-------- Supplied data
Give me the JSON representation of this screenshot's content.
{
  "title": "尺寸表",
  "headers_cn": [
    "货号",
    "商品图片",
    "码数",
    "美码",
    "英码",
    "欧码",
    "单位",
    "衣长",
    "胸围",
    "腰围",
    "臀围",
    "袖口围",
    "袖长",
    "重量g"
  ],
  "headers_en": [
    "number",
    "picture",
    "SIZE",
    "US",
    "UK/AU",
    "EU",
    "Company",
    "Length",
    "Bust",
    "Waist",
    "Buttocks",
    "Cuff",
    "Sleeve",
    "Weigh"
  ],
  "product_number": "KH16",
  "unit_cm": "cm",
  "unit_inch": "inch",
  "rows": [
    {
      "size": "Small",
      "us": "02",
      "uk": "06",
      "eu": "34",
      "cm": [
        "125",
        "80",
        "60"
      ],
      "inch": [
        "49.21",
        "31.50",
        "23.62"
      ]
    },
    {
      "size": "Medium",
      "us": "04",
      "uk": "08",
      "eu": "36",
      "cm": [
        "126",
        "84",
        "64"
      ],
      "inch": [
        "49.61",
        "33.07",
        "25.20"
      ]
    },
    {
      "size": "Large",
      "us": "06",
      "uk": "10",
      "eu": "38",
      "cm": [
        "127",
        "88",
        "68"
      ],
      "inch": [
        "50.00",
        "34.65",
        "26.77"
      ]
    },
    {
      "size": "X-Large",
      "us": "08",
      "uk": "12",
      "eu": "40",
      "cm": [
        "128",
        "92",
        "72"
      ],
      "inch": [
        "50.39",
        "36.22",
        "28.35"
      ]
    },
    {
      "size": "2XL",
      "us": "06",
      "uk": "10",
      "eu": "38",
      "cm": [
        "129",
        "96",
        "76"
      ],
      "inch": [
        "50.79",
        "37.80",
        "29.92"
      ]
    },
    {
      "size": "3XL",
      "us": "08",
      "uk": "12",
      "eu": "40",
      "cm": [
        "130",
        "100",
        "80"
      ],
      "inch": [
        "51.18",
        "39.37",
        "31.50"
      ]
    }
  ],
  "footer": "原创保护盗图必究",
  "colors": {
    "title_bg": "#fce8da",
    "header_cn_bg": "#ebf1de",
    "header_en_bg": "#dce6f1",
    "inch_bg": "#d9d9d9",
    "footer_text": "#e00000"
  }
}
----------------
• **What to work on**: Exactly reproduce every line of the records.

• **Task solution**:
Give me the JSON representation of this screenshot's content.
{
  "title": "尺寸表",
  "headers_cn": [
    "货号",
    "商品图片",
    "码数",
    "美码",
    "英码",
    "欧码",
    "单位",
    "衣长",
    "胸围",
    "腰围",
    "臀围",
    "袖口围",
    "袖长",
    "重量g"
  ],
  "headers_en": [
    "number",
    "picture",
    "SIZE",
    "US",
    "UK/AU",
    "EU",
    "Company",
    "Length",
    "Bust",
    "Waist",
    "Buttocks",
    "Cuff",
    "Sleeve",
    "Weigh"
  ],
  "product_number": "KH16",
  "unit_cm": "cm",
  "unit_inch": "inch",
  "rows": [
    {
      "size": "Small",
      "us": "02",
      "uk": "06",
      "eu": "34",
      "cm": [
        "125",
        "80",
        "60"
      ],
      "inch": [
        "49.21",
        "31.50",
        "23.62"
      ]
    },
    {
      "size": "Medium",
      "us": "04",
      "uk": "08",
      "eu": "36",
      "cm": [
        "126",
        "84",
        "64"
      ],
      "inch": [
        "49.61",
        "33.07",
        "25.20"
      ]
    },
    {
      "size": "Large",
      "us": "06",
      "uk": "10",
      "eu": "38",
      "cm": [
        "127",
        "88",
        "68"
      ],
      "inch": [
        "50.00",
        "34.65",
        "26.77"
      ]
    },
    {
      "size": "X-Large",
      "us": "08",
      "uk": "12",
      "eu": "40",
      "cm": [
        "128",
        "92",
        "72"
      ],
      "inch": [
        "50.39",
        "36.22",
        "28.35"
      ]
    },
    {
      "size": "2XL",
      "us": "06",
      "uk": "10",
      "eu": "38",
      "cm": [
        "129",
        "96",
        "76"
      ],
      "inch": [
        "50.79",
        "37.80",
        "29.92"
      ]
    },
    {
      "size": "3XL",
      "us": "08",
      "uk": "12",
      "eu": "40",
      "cm": [
        "130",
        "100",
        "80"
      ],
      "inch": [
        "51.18",
        "39.37",
        "31.50"
      ]
    }
  ],
  "footer": "原创保护盗图必究",
  "colors": {
    "title_bg": "#fce8da",
    "header_cn_bg": "#ebf1de",
    "header_en_bg": "#dce6f1",
    "inch_bg": "#d9d9d9",
    "footer_text": "#e00000"
  }
}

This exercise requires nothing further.